▶ Short problem
Give the data a second time, exactly and in full.
┏━━
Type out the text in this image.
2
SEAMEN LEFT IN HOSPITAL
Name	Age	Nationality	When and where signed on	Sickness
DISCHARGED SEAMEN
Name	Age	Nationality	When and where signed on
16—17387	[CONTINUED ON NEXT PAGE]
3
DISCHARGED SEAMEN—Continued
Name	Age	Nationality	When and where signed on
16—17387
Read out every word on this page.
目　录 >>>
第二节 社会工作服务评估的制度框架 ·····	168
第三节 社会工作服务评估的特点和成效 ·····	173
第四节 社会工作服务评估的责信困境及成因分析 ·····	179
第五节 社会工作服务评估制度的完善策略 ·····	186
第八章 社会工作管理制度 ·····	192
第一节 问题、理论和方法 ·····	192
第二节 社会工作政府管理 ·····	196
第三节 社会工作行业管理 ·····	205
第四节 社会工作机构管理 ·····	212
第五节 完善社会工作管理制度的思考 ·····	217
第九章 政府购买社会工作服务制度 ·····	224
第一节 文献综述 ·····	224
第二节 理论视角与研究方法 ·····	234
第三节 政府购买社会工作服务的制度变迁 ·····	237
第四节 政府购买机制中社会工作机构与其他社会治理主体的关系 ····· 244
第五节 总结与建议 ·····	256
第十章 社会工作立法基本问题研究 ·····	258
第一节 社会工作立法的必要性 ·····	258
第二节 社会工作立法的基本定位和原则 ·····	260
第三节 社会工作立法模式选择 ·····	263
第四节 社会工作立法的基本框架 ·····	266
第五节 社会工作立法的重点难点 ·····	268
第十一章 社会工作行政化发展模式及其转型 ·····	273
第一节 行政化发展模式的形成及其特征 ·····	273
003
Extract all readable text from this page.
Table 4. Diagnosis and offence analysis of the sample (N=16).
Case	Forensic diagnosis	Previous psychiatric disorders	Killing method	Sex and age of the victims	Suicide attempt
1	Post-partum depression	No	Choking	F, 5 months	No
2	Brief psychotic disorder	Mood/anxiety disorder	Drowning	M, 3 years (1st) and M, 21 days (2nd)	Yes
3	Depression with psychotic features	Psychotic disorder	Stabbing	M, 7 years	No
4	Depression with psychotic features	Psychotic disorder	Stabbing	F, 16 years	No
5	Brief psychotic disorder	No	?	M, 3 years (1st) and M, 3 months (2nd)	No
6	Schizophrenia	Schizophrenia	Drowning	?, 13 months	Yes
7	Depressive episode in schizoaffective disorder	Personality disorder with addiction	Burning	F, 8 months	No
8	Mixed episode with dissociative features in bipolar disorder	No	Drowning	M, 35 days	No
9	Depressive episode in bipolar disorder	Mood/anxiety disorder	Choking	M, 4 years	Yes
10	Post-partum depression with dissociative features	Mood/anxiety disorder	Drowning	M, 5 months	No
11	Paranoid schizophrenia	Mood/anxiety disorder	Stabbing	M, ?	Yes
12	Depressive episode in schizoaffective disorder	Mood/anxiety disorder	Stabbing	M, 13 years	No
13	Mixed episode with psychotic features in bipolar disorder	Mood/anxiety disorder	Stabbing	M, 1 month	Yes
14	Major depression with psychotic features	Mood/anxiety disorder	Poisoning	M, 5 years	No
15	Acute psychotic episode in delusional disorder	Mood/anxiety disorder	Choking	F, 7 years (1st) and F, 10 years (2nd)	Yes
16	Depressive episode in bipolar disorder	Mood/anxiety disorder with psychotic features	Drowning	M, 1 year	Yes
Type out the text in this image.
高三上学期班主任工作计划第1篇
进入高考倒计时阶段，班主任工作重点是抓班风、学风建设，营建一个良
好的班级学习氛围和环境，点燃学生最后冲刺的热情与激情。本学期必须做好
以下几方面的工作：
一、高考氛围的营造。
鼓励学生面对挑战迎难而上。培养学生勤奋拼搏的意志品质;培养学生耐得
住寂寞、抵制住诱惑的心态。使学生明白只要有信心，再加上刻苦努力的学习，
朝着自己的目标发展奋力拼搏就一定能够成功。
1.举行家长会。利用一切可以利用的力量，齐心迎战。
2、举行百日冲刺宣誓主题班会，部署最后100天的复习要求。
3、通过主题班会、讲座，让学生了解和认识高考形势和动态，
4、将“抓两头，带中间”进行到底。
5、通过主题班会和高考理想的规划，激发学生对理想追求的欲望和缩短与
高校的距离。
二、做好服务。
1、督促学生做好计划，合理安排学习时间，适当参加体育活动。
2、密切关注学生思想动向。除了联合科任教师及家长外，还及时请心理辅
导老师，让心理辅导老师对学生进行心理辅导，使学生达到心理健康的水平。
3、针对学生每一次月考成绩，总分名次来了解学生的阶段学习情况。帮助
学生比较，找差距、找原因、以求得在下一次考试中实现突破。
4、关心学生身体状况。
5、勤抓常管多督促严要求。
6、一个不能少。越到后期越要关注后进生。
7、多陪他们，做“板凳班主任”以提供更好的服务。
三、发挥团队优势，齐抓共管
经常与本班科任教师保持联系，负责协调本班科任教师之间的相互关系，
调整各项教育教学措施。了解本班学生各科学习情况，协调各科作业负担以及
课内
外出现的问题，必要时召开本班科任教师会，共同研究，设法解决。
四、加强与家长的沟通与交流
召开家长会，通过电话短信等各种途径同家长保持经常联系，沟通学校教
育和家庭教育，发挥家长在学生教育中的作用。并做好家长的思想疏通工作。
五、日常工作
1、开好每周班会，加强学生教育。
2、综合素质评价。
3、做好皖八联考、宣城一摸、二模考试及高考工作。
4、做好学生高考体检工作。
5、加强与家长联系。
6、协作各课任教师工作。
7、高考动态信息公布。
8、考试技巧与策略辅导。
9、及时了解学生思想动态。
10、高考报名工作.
┗━━
▶ Solution
Type out the text in this image.
2
SEAMEN LEFT IN HOSPITAL
Name	Age	Nationality	When and where signed on	Sickness
DISCHARGED SEAMEN
Name	Age	Nationality	When and where signed on
16—17387	[CONTINUED ON NEXT PAGE]
3
DISCHARGED SEAMEN—Continued
Name	Age	Nationality	When and where signed on
16—17387
Read out every word on this page.
目　录 >>>
第二节 社会工作服务评估的制度框架 ·····	168
第三节 社会工作服务评估的特点和成效 ·····	173
第四节 社会工作服务评估的责信困境及成因分析 ·····	179
第五节 社会工作服务评估制度的完善策略 ·····	186
第八章 社会工作管理制度 ·····	192
第一节 问题、理论和方法 ·····	192
第二节 社会工作政府管理 ·····	196
第三节 社会工作行业管理 ·····	205
第四节 社会工作机构管理 ·····	212
第五节 完善社会工作管理制度的思考 ·····	217
第九章 政府购买社会工作服务制度 ·····	224
第一节 文献综述 ·····	224
第二节 理论视角与研究方法 ·····	234
第三节 政府购买社会工作服务的制度变迁 ·····	237
第四节 政府购买机制中社会工作机构与其他社会治理主体的关系 ····· 244
第五节 总结与建议 ·····	256
第十章 社会工作立法基本问题研究 ·····	258
第一节 社会工作立法的必要性 ·····	258
第二节 社会工作立法的基本定位和原则 ·····	260
第三节 社会工作立法模式选择 ·····	263
第四节 社会工作立法的基本框架 ·····	266
第五节 社会工作立法的重点难点 ·····	268
第十一章 社会工作行政化发展模式及其转型 ·····	273
第一节 行政化发展模式的形成及其特征 ·····	273
003
Extract all readable text from this page.
Table 4. Diagnosis and offence analysis of the sample (N=16).
Case	Forensic diagnosis	Previous psychiatric disorders	Killing method	Sex and age of the victims	Suicide attempt
1	Post-partum depression	No	Choking	F, 5 months	No
2	Brief psychotic disorder	Mood/anxiety disorder	Drowning	M, 3 years (1st) and M, 21 days (2nd)	Yes
3	Depression with psychotic features	Psychotic disorder	Stabbing	M, 7 years	No
4	Depression with psychotic features	Psychotic disorder	Stabbing	F, 16 years	No
5	Brief psychotic disorder	No	?	M, 3 years (1st) and M, 3 months (2nd)	No
6	Schizophrenia	Schizophrenia	Drowning	?, 13 months	Yes
7	Depressive episode in schizoaffective disorder	Personality disorder with addiction	Burning	F, 8 months	No
8	Mixed episode with dissociative features in bipolar disorder	No	Drowning	M, 35 days	No
9	Depressive episode in bipolar disorder	Mood/anxiety disorder	Choking	M, 4 years	Yes
10	Post-partum depression with dissociative features	Mood/anxiety disorder	Drowning	M, 5 months	No
11	Paranoid schizophrenia	Mood/anxiety disorder	Stabbing	M, ?	Yes
12	Depressive episode in schizoaffective disorder	Mood/anxiety disorder	Stabbing	M, 13 years	No
13	Mixed episode with psychotic features in bipolar disorder	Mood/anxiety disorder	Stabbing	M, 1 month	Yes
14	Major depression with psychotic features	Mood/anxiety disorder	Poisoning	M, 5 years	No
15	Acute psychotic episode in delusional disorder	Mood/anxiety disorder	Choking	F, 7 years (1st) and F, 10 years (2nd)	Yes
16	Depressive episode in bipolar disorder	Mood/anxiety disorder with psychotic features	Drowning	M, 1 year	Yes
Type out the text in this image.
高三上学期班主任工作计划第1篇
进入高考倒计时阶段，班主任工作重点是抓班风、学风建设，营建一个良
好的班级学习氛围和环境，点燃学生最后冲刺的热情与激情。本学期必须做好
以下几方面的工作：
一、高考氛围的营造。
鼓励学生面对挑战迎难而上。培养学生勤奋拼搏的意志品质;培养学生耐得
住寂寞、抵制住诱惑的心态。使学生明白只要有信心，再加上刻苦努力的学习，
朝着自己的目标发展奋力拼搏就一定能够成功。
1.举行家长会。利用一切可以利用的力量，齐心迎战。
2、举行百日冲刺宣誓主题班会，部署最后100天的复习要求。
3、通过主题班会、讲座，让学生了解和认识高考形势和动态，
4、将“抓两头，带中间”进行到底。
5、通过主题班会和高考理想的规划，激发学生对理想追求的欲望和缩短与
高校的距离。
二、做好服务。
1、督促学生做好计划，合理安排学习时间，适当参加体育活动。
2、密切关注学生思想动向。除了联合科任教师及家长外，还及时请心理辅
导老师，让心理辅导老师对学生进行心理辅导，使学生达到心理健康的水平。
3、针对学生每一次月考成绩，总分名次来了解学生的阶段学习情况。帮助
学生比较，找差距、找原因、以求得在下一次考试中实现突破。
4、关心学生身体状况。
5、勤抓常管多督促严要求。
6、一个不能少。越到后期越要关注后进生。
7、多陪他们，做“板凳班主任”以提供更好的服务。
三、发挥团队优势，齐抓共管
经常与本班科任教师保持联系，负责协调本班科任教师之间的相互关系，
调整各项教育教学措施。了解本班学生各科学习情况，协调各科作业负担以及
课内
外出现的问题，必要时召开本班科任教师会，共同研究，设法解决。
四、加强与家长的沟通与交流
召开家长会，通过电话短信等各种途径同家长保持经常联系，沟通学校教
育和家庭教育，发挥家长在学生教育中的作用。并做好家长的思想疏通工作。
五、日常工作
1、开好每周班会，加强学生教育。
2、综合素质评价。
3、做好皖八联考、宣城一摸、二模考试及高考工作。
4、做好学生高考体检工作。
5、加强与家长联系。
6、协作各课任教师工作。
7、高考动态信息公布。
8、考试技巧与策略辅导。
9、及时了解学生思想动态。
10、高考报名工作.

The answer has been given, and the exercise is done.